■ The task
Transcribe all records exactly.

(Items from a dataset)
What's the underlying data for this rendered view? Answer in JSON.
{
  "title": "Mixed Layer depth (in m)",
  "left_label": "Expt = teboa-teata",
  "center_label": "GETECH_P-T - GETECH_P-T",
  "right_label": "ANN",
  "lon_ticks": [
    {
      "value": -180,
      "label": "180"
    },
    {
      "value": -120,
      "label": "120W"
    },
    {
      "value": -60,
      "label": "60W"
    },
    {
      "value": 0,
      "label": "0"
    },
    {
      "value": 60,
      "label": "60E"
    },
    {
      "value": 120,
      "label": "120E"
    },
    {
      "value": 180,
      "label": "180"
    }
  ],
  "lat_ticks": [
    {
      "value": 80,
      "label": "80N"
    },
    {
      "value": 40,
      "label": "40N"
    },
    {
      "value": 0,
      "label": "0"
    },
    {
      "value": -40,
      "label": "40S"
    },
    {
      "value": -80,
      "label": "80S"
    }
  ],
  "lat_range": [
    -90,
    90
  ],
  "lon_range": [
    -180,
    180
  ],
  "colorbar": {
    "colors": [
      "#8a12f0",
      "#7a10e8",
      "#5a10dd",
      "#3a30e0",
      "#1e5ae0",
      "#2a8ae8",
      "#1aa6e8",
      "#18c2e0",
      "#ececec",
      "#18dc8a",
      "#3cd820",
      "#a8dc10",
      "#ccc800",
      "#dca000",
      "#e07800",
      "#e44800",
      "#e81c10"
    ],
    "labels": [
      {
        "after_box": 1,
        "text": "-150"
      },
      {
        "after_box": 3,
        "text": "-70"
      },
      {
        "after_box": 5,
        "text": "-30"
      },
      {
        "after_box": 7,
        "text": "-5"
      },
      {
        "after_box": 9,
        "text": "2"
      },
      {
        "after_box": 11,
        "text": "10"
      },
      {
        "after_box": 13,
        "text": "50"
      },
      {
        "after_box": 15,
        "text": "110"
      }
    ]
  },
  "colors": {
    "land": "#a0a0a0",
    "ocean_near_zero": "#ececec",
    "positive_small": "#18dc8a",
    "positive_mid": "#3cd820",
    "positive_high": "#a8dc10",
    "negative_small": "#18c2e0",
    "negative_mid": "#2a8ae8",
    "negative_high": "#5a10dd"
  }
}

■ Output of the task
What's the underlying data for this rendered view? Answer in JSON.
{
  "title": "Mixed Layer depth (in m)",
  "left_label": "Expt = teboa-teata",
  "center_label": "GETECH_P-T - GETECH_P-T",
  "right_label": "ANN",
  "lon_ticks": [
    {
      "value": -180,
      "label": "180"
    },
    {
      "value": -120,
      "label": "120W"
    },
    {
      "value": -60,
      "label": "60W"
    },
    {
      "value": 0,
      "label": "0"
    },
    {
      "value": 60,
      "label": "60E"
    },
    {
      "value": 120,
      "label": "120E"
    },
    {
      "value": 180,
      "label": "180"
    }
  ],
  "lat_ticks": [
    {
      "value": 80,
      "label": "80N"
    },
    {
      "value": 40,
      "label": "40N"
    },
    {
      "value": 0,
      "label": "0"
    },
    {
      "value": -40,
      "label": "40S"
    },
    {
      "value": -80,
      "label": "80S"
    }
  ],
  "lat_range": [
    -90,
    90
  ],
  "lon_range": [
    -180,
    180
  ],
  "colorbar": {
    "colors": [
      "#8a12f0",
      "#7a10e8",
      "#5a10dd",
      "#3a30e0",
      "#1e5ae0",
      "#2a8ae8",
      "#1aa6e8",
      "#18c2e0",
      "#ececec",
      "#18dc8a",
      "#3cd820",
      "#a8dc10",
      "#ccc800",
      "#dca000",
      "#e07800",
      "#e44800",
      "#e81c10"
    ],
    "labels": [
      {
        "after_box": 1,
        "text": "-150"
      },
      {
        "after_box": 3,
        "text": "-70"
      },
      {
        "after_box": 5,
        "text": "-30"
      },
      {
        "after_box": 7,
        "text": "-5"
      },
      {
        "after_box": 9,
        "text": "2"
      },
      {
        "after_box": 11,
        "text": "10"
      },
      {
        "after_box": 13,
        "text": "50"
      },
      {
        "after_box": 15,
        "text": "110"
      }
    ]
  },
  "colors": {
    "land": "#a0a0a0",
    "ocean_near_zero": "#ececec",
    "positive_small": "#18dc8a",
    "positive_mid": "#3cd820",
    "positive_high": "#a8dc10",
    "negative_small": "#18c2e0",
    "negative_mid": "#2a8ae8",
    "negative_high": "#5a10dd"
  }
}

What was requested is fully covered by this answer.